Among the lines below, count those with "JSON". Give the total alone.

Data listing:
[Begin]

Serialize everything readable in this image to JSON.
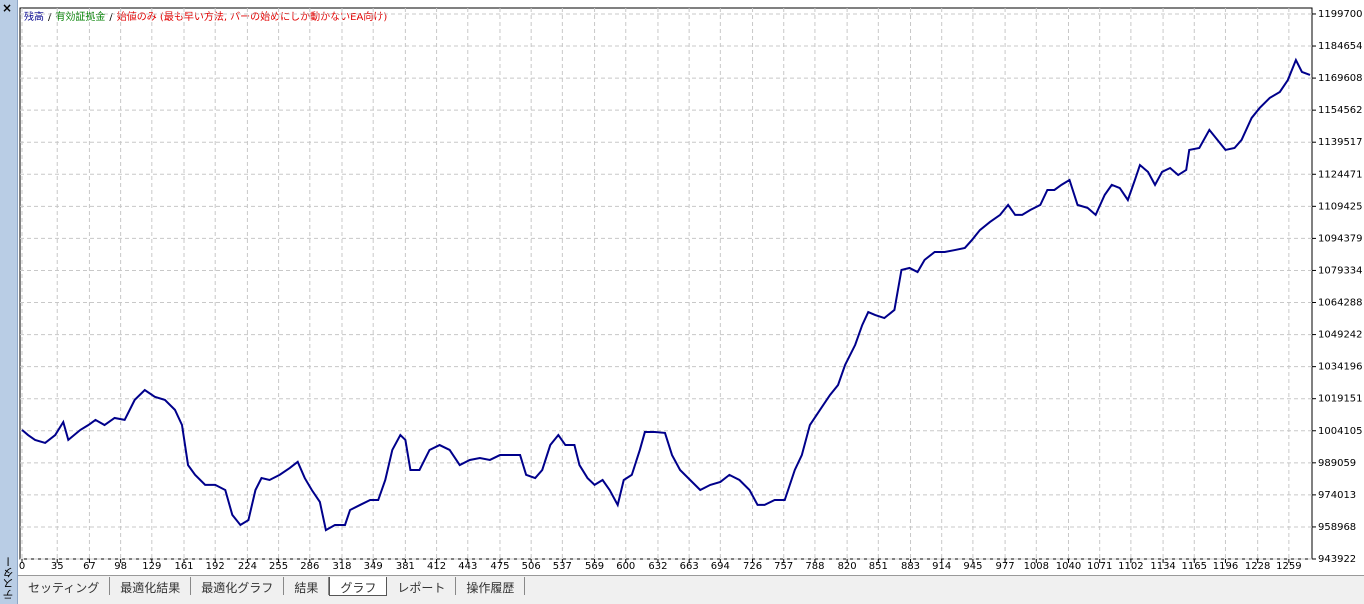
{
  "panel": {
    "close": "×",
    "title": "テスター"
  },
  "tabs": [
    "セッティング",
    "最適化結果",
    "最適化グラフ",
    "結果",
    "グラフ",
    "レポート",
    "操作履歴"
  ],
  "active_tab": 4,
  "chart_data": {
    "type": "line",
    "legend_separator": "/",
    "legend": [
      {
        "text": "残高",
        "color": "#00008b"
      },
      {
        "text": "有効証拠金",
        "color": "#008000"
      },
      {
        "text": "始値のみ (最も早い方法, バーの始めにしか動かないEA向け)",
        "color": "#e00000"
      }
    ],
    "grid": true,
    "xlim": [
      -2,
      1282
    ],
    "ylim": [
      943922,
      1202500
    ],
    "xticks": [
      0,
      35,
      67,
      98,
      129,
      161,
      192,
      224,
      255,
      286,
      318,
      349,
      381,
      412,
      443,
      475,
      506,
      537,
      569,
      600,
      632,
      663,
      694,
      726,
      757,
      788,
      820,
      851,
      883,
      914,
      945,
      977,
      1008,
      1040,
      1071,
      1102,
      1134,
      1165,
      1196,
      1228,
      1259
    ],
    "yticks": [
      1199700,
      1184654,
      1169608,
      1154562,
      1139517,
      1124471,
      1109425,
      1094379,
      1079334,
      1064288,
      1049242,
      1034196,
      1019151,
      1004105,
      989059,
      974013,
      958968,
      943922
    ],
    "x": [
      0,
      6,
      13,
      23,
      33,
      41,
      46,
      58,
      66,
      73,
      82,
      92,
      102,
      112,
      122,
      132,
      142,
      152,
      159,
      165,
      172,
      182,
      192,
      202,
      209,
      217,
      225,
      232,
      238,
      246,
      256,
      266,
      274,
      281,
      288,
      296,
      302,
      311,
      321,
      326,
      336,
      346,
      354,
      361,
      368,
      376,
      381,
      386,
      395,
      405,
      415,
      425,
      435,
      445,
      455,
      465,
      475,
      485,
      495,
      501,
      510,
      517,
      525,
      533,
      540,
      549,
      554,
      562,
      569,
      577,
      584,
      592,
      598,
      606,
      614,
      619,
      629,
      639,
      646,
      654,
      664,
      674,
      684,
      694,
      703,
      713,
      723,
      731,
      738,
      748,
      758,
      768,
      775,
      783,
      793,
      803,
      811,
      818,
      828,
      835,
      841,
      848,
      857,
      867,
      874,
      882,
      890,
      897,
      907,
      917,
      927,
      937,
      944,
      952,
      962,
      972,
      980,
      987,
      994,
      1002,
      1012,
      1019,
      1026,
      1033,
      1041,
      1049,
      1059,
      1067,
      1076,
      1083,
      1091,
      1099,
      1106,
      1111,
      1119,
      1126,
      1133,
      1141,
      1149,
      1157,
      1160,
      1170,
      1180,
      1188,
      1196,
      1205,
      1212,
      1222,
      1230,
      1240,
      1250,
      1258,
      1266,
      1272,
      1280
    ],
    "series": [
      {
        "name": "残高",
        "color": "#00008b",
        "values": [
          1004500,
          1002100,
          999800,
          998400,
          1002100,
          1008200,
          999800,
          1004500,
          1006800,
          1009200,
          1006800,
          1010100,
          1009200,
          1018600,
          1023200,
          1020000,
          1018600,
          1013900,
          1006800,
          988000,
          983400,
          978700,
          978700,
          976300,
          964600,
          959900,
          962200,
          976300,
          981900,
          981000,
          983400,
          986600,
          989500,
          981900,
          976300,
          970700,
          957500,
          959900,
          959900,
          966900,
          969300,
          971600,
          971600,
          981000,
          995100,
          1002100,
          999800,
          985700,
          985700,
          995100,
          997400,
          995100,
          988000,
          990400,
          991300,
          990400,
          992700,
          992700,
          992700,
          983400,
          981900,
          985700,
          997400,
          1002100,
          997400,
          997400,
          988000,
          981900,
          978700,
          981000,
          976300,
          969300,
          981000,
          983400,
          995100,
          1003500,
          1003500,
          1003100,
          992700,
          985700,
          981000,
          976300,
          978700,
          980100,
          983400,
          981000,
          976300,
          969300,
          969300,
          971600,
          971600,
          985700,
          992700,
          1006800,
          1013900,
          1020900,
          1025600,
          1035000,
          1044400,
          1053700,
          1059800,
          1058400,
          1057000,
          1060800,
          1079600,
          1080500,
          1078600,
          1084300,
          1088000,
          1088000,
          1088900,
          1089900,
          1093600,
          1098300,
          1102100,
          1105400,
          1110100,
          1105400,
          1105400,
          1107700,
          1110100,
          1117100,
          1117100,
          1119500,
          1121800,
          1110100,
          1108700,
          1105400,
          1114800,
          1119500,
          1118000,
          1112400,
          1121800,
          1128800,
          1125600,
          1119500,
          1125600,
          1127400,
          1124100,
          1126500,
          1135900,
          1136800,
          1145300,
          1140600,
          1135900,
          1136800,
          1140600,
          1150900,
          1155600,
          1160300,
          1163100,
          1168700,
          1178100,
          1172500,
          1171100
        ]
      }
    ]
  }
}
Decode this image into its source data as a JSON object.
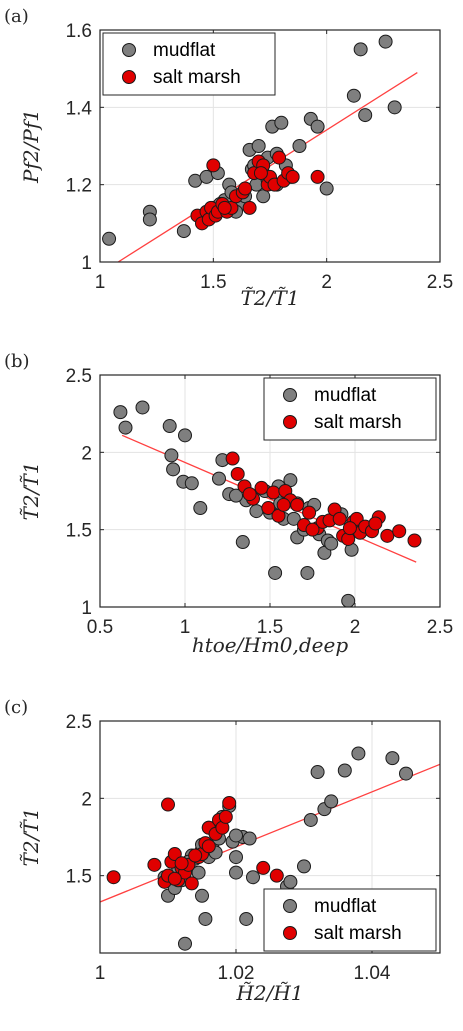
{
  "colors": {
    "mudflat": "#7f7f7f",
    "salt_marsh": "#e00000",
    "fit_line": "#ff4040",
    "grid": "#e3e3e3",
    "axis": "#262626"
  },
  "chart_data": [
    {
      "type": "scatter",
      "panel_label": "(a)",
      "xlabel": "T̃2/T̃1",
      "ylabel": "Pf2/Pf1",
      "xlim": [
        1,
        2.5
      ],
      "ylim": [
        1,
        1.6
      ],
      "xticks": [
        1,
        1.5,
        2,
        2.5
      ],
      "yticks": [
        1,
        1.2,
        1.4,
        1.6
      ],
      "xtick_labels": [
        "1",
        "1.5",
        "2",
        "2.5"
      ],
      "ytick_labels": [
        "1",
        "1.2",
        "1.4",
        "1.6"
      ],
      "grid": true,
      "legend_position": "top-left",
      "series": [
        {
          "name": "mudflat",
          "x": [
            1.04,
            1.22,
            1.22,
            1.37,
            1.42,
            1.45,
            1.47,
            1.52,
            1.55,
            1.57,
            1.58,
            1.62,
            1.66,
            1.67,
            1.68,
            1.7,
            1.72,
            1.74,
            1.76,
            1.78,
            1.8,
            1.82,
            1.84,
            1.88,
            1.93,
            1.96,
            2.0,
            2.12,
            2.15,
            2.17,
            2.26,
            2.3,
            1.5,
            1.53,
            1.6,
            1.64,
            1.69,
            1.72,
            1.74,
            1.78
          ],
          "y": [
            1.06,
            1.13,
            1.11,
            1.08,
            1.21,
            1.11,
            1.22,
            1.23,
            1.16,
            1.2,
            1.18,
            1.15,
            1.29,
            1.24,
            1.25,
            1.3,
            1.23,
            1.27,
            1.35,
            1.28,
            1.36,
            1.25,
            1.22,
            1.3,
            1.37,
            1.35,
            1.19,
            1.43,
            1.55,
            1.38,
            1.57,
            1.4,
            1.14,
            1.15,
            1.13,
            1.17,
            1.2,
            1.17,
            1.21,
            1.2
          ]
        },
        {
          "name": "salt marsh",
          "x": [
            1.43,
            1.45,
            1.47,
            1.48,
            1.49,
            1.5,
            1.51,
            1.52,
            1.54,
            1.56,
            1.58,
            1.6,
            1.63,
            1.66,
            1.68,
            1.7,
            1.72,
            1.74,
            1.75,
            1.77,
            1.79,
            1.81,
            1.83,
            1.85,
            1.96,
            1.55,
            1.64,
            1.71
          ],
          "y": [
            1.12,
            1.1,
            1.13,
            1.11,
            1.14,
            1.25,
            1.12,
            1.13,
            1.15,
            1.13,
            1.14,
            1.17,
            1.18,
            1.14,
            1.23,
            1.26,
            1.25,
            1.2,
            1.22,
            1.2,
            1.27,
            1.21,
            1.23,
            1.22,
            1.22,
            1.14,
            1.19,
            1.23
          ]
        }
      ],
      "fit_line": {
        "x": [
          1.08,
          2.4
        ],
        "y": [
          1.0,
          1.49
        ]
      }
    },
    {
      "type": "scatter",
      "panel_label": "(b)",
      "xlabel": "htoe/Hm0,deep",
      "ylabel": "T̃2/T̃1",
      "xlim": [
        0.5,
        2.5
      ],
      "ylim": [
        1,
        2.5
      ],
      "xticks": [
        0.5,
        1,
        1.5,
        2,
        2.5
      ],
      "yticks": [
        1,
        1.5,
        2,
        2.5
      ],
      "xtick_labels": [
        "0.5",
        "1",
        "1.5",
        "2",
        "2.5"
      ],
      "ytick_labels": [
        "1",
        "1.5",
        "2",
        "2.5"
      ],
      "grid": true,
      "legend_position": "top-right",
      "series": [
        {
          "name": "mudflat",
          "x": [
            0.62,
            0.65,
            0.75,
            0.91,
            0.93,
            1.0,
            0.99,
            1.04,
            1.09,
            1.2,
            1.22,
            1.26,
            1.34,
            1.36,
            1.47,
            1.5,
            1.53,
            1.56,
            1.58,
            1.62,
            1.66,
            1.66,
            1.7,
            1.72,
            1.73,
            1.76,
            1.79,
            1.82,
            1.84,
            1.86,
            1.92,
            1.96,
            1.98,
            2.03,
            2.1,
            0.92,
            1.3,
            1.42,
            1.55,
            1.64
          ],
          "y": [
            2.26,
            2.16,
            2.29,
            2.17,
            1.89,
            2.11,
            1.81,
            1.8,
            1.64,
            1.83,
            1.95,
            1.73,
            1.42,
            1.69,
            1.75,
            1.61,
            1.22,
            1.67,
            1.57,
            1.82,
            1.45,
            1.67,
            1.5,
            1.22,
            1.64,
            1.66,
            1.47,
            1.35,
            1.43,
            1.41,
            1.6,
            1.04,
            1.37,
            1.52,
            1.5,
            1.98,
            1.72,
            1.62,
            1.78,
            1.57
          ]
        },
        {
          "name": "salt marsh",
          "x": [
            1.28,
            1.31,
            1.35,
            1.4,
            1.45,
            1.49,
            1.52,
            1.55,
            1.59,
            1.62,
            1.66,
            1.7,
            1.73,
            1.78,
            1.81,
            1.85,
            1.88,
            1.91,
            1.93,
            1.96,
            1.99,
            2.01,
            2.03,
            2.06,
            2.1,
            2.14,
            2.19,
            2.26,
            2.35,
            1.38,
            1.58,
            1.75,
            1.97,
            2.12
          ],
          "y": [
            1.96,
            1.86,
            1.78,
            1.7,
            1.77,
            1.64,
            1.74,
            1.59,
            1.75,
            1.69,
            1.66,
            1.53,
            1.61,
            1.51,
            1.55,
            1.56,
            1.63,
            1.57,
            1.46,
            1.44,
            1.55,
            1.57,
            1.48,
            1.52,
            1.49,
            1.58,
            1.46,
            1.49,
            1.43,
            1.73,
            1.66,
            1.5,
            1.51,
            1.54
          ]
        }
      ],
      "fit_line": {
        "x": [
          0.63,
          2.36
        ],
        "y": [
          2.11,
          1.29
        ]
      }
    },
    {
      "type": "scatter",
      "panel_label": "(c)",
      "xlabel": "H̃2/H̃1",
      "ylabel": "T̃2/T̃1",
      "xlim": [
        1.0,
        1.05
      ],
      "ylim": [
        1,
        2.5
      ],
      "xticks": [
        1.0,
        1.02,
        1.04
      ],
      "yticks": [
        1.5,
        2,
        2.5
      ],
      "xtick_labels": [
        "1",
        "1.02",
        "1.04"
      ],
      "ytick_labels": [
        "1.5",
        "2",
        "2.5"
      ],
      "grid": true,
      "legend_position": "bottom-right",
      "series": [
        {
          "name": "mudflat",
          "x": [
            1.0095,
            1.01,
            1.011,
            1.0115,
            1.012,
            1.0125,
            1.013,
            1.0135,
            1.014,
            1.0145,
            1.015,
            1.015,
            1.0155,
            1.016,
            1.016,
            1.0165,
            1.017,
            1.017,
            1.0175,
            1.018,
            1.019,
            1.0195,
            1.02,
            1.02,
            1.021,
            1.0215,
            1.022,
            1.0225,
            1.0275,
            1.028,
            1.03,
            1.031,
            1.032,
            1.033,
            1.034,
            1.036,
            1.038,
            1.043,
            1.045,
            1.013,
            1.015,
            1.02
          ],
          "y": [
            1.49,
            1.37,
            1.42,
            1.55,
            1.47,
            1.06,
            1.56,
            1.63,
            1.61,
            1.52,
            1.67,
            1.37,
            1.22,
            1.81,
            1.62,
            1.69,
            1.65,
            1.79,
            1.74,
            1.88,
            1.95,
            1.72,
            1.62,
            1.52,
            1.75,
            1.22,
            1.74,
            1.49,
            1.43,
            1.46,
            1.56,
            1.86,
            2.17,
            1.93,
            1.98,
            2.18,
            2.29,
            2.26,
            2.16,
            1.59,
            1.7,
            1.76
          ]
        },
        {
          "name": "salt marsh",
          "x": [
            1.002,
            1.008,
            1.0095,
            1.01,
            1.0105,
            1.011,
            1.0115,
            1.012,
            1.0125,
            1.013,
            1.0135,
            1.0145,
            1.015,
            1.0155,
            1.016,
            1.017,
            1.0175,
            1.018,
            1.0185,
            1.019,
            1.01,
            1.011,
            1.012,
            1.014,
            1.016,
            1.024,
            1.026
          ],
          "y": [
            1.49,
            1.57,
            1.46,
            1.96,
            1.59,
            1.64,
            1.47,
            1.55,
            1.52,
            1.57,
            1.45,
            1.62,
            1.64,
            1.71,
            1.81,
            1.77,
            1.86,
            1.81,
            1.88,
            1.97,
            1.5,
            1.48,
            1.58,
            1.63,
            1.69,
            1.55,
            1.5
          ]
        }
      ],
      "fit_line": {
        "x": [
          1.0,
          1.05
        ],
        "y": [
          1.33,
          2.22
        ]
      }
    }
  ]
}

[End]

▶ Solution to this problem:
2